Directions for this task: Repeat exactly each line of the data provided below.

(Figure record extracts)
┄┄┄┄┄┄┄┄┄┄┄┄┄┄┄┄┄┄┄┄

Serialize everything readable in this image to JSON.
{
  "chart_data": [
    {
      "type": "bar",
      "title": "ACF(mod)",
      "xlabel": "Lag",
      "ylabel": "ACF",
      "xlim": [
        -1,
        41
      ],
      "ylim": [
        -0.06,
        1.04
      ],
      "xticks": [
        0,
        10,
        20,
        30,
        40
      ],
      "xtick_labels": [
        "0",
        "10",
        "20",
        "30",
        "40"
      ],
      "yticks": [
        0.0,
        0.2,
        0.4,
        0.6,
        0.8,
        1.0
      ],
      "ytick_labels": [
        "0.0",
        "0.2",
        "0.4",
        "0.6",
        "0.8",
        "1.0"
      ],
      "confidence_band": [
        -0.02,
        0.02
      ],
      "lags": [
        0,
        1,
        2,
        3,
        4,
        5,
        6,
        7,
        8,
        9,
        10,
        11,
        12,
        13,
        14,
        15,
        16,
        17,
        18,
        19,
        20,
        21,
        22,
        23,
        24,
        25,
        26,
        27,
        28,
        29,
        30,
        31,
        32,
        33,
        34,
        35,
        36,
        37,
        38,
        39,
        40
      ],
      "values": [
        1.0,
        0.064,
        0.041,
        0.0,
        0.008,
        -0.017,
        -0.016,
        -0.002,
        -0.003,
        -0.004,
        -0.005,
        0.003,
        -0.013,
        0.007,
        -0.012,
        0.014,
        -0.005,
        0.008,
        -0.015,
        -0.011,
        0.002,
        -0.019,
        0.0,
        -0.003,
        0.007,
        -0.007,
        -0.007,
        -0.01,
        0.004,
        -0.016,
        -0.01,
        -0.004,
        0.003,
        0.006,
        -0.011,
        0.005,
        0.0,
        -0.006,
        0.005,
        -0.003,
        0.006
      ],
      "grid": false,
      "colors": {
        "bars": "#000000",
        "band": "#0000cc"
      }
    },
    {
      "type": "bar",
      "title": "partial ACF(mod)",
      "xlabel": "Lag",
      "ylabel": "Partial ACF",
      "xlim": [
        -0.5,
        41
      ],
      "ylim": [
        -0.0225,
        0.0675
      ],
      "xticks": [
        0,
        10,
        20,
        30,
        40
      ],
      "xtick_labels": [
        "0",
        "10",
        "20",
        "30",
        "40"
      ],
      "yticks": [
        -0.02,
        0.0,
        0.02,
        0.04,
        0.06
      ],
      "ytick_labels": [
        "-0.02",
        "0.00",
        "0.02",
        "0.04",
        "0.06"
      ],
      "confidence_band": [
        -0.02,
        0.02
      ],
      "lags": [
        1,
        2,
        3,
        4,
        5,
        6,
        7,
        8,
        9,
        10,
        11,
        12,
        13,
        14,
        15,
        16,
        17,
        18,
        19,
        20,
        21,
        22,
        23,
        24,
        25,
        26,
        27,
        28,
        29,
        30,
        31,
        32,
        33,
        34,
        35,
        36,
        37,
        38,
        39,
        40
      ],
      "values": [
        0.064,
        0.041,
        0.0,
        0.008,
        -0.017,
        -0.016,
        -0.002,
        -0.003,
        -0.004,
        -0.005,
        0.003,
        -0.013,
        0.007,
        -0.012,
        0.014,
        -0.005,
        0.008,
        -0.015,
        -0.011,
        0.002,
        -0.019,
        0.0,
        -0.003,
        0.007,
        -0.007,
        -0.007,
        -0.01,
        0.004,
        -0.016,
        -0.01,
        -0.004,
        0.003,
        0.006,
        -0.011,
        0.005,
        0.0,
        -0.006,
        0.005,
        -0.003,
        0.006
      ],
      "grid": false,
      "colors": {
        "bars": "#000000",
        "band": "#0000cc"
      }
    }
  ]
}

┄┄┄┄┄┄┄┄┄┄┄┄┄┄┄┄┄┄┄┄

The result:
Serialize everything readable in this image to JSON.
{
  "chart_data": [
    {
      "type": "bar",
      "title": "ACF(mod)",
      "xlabel": "Lag",
      "ylabel": "ACF",
      "xlim": [
        -1,
        41
      ],
      "ylim": [
        -0.06,
        1.04
      ],
      "xticks": [
        0,
        10,
        20,
        30,
        40
      ],
      "xtick_labels": [
        "0",
        "10",
        "20",
        "30",
        "40"
      ],
      "yticks": [
        0.0,
        0.2,
        0.4,
        0.6,
        0.8,
        1.0
      ],
      "ytick_labels": [
        "0.0",
        "0.2",
        "0.4",
        "0.6",
        "0.8",
        "1.0"
      ],
      "confidence_band": [
        -0.02,
        0.02
      ],
      "lags": [
        0,
        1,
        2,
        3,
        4,
        5,
        6,
        7,
        8,
        9,
        10,
        11,
        12,
        13,
        14,
        15,
        16,
        17,
        18,
        19,
        20,
        21,
        22,
        23,
        24,
        25,
        26,
        27,
        28,
        29,
        30,
        31,
        32,
        33,
        34,
        35,
        36,
        37,
        38,
        39,
        40
      ],
      "values": [
        1.0,
        0.064,
        0.041,
        0.0,
        0.008,
        -0.017,
        -0.016,
        -0.002,
        -0.003,
        -0.004,
        -0.005,
        0.003,
        -0.013,
        0.007,
        -0.012,
        0.014,
        -0.005,
        0.008,
        -0.015,
        -0.011,
        0.002,
        -0.019,
        0.0,
        -0.003,
        0.007,
        -0.007,
        -0.007,
        -0.01,
        0.004,
        -0.016,
        -0.01,
        -0.004,
        0.003,
        0.006,
        -0.011,
        0.005,
        0.0,
        -0.006,
        0.005,
        -0.003,
        0.006
      ],
      "grid": false,
      "colors": {
        "bars": "#000000",
        "band": "#0000cc"
      }
    },
    {
      "type": "bar",
      "title": "partial ACF(mod)",
      "xlabel": "Lag",
      "ylabel": "Partial ACF",
      "xlim": [
        -0.5,
        41
      ],
      "ylim": [
        -0.0225,
        0.0675
      ],
      "xticks": [
        0,
        10,
        20,
        30,
        40
      ],
      "xtick_labels": [
        "0",
        "10",
        "20",
        "30",
        "40"
      ],
      "yticks": [
        -0.02,
        0.0,
        0.02,
        0.04,
        0.06
      ],
      "ytick_labels": [
        "-0.02",
        "0.00",
        "0.02",
        "0.04",
        "0.06"
      ],
      "confidence_band": [
        -0.02,
        0.02
      ],
      "lags": [
        1,
        2,
        3,
        4,
        5,
        6,
        7,
        8,
        9,
        10,
        11,
        12,
        13,
        14,
        15,
        16,
        17,
        18,
        19,
        20,
        21,
        22,
        23,
        24,
        25,
        26,
        27,
        28,
        29,
        30,
        31,
        32,
        33,
        34,
        35,
        36,
        37,
        38,
        39,
        40
      ],
      "values": [
        0.064,
        0.041,
        0.0,
        0.008,
        -0.017,
        -0.016,
        -0.002,
        -0.003,
        -0.004,
        -0.005,
        0.003,
        -0.013,
        0.007,
        -0.012,
        0.014,
        -0.005,
        0.008,
        -0.015,
        -0.011,
        0.002,
        -0.019,
        0.0,
        -0.003,
        0.007,
        -0.007,
        -0.007,
        -0.01,
        0.004,
        -0.016,
        -0.01,
        -0.004,
        0.003,
        0.006,
        -0.011,
        0.005,
        0.0,
        -0.006,
        0.005,
        -0.003,
        0.006
      ],
      "grid": false,
      "colors": {
        "bars": "#000000",
        "band": "#0000cc"
      }
    }
  ]
}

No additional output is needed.